**Your goal:** Using the records below, locate all lines containing "Учитывать" and return them.

**Provided entries:**

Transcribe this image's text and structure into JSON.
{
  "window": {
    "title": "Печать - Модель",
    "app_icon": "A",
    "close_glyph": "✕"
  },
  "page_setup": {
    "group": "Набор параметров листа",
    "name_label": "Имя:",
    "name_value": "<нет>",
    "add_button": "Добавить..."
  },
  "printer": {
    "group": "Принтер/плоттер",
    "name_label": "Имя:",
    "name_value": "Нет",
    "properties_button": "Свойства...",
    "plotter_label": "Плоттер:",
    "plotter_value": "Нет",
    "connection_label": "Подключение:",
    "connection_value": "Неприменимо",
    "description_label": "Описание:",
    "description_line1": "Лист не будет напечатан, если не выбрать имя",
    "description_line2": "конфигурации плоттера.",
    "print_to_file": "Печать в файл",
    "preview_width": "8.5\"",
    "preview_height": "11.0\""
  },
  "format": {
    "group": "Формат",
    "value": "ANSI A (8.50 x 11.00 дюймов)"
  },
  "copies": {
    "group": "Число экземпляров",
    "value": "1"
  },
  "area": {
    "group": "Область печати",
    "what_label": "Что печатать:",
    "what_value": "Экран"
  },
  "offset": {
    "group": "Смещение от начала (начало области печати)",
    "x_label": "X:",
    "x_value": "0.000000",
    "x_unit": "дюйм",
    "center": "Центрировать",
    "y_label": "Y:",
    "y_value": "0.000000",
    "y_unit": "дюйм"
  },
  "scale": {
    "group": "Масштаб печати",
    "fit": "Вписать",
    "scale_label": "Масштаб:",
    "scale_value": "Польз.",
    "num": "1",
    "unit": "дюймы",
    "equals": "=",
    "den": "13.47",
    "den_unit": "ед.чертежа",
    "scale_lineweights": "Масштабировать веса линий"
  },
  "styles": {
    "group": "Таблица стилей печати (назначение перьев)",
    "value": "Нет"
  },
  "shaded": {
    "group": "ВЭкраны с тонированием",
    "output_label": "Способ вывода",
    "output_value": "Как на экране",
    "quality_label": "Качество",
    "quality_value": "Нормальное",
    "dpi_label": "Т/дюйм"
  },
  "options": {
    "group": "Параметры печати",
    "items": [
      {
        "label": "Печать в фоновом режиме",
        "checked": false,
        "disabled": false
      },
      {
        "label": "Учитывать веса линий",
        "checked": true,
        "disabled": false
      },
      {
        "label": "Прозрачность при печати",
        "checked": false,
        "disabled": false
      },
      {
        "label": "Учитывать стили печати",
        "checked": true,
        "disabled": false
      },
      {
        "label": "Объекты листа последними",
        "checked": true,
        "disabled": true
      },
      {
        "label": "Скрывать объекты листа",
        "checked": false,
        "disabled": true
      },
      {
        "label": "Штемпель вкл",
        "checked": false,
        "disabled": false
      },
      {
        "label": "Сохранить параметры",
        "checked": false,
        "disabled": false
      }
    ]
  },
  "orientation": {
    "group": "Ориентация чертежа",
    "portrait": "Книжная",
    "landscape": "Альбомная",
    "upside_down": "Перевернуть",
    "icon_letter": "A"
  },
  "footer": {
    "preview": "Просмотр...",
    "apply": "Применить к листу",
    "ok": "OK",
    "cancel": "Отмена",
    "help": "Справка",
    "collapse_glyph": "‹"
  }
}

...

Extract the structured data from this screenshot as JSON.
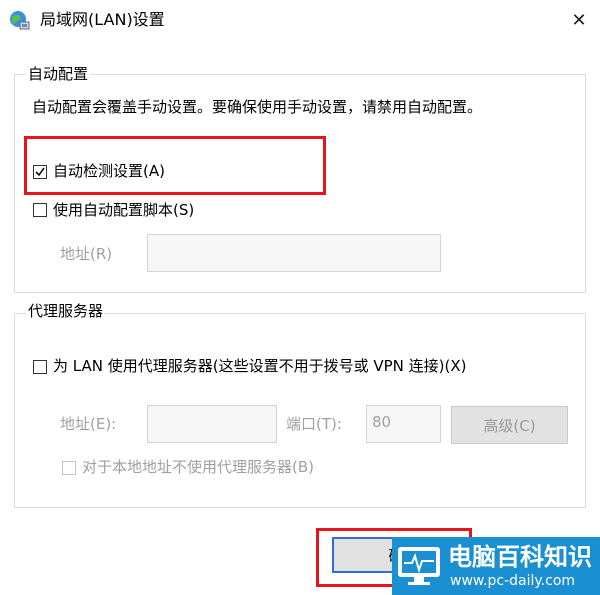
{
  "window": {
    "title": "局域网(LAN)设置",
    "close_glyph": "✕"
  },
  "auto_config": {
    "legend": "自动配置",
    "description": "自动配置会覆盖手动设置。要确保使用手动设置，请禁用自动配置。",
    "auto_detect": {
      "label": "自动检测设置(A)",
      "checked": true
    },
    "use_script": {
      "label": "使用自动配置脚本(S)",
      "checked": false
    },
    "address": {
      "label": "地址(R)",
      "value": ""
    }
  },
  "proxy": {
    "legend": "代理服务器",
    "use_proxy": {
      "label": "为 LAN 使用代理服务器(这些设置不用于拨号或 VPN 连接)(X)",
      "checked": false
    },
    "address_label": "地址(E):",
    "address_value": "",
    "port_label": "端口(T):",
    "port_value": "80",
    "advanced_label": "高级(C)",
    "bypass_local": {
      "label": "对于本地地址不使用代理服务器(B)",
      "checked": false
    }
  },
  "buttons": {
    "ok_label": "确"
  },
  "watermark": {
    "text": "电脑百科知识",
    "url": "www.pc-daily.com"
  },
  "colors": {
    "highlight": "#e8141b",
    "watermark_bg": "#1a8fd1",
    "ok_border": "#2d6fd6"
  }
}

**The solution:**
        "label": "Учитывать веса линий",
        "label": "Учитывать стили печати",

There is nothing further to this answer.